=== YOUR GOAL ===
Output, word for word, every line from the line with "Type out the text in this image." through the final line of the data below.

=== ITEMS ===
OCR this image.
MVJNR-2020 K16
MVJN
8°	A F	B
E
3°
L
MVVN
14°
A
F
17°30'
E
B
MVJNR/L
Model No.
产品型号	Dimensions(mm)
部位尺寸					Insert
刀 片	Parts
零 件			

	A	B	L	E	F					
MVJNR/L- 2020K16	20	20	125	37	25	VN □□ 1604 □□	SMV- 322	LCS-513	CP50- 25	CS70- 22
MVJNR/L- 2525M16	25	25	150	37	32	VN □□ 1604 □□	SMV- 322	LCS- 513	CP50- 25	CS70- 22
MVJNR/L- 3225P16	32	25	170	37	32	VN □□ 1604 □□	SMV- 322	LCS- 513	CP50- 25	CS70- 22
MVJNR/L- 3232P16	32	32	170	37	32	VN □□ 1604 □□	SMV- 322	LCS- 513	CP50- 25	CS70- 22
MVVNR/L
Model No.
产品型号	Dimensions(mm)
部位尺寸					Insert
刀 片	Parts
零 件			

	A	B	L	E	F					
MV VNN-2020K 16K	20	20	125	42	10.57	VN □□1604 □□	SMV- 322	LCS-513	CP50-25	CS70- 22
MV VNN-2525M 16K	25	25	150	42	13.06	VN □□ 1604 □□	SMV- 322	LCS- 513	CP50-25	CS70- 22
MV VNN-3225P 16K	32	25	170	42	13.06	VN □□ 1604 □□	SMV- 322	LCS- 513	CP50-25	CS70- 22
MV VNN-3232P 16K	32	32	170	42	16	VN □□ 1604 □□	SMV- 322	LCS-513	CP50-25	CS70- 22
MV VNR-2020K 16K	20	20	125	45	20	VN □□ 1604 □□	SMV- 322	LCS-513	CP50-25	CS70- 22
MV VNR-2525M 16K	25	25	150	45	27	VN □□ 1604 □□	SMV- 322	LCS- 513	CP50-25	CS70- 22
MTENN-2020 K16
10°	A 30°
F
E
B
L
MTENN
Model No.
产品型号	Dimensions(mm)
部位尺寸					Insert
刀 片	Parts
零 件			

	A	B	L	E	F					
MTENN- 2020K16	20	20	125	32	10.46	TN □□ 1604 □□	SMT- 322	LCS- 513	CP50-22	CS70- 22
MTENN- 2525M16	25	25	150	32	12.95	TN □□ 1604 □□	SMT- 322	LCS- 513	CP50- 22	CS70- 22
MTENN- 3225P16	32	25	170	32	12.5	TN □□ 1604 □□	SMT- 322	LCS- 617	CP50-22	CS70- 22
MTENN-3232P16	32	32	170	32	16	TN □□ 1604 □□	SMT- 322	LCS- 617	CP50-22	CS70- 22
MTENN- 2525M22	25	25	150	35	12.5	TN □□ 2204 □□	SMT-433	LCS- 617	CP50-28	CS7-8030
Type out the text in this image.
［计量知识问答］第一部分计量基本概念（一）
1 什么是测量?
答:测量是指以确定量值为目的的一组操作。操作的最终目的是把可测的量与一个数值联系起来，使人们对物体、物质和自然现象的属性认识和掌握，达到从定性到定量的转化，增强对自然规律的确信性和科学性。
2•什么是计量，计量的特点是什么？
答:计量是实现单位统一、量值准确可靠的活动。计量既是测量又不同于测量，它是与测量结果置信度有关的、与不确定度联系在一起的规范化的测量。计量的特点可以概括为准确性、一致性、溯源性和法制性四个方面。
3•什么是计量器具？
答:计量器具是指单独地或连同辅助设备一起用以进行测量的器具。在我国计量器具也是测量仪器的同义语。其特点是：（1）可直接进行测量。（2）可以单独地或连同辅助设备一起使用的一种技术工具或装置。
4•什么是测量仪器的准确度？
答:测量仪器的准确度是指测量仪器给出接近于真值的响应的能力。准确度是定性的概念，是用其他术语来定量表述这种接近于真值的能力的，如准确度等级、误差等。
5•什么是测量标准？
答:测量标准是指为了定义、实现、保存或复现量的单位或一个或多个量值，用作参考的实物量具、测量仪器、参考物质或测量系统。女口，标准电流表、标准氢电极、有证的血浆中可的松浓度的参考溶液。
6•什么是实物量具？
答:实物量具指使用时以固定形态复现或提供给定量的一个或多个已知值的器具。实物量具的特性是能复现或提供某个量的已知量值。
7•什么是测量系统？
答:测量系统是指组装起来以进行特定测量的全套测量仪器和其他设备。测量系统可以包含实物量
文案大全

=== COMPLETE RESPONSE ===
Type out the text in this image.
［计量知识问答］第一部分计量基本概念（一）
1 什么是测量?
答:测量是指以确定量值为目的的一组操作。操作的最终目的是把可测的量与一个数值联系起来，使人们对物体、物质和自然现象的属性认识和掌握，达到从定性到定量的转化，增强对自然规律的确信性和科学性。
2•什么是计量，计量的特点是什么？
答:计量是实现单位统一、量值准确可靠的活动。计量既是测量又不同于测量，它是与测量结果置信度有关的、与不确定度联系在一起的规范化的测量。计量的特点可以概括为准确性、一致性、溯源性和法制性四个方面。
3•什么是计量器具？
答:计量器具是指单独地或连同辅助设备一起用以进行测量的器具。在我国计量器具也是测量仪器的同义语。其特点是：（1）可直接进行测量。（2）可以单独地或连同辅助设备一起使用的一种技术工具或装置。
4•什么是测量仪器的准确度？
答:测量仪器的准确度是指测量仪器给出接近于真值的响应的能力。准确度是定性的概念，是用其他术语来定量表述这种接近于真值的能力的，如准确度等级、误差等。
5•什么是测量标准？
答:测量标准是指为了定义、实现、保存或复现量的单位或一个或多个量值，用作参考的实物量具、测量仪器、参考物质或测量系统。女口，标准电流表、标准氢电极、有证的血浆中可的松浓度的参考溶液。
6•什么是实物量具？
答:实物量具指使用时以固定形态复现或提供给定量的一个或多个已知值的器具。实物量具的特性是能复现或提供某个量的已知量值。
7•什么是测量系统？
答:测量系统是指组装起来以进行特定测量的全套测量仪器和其他设备。测量系统可以包含实物量
文案大全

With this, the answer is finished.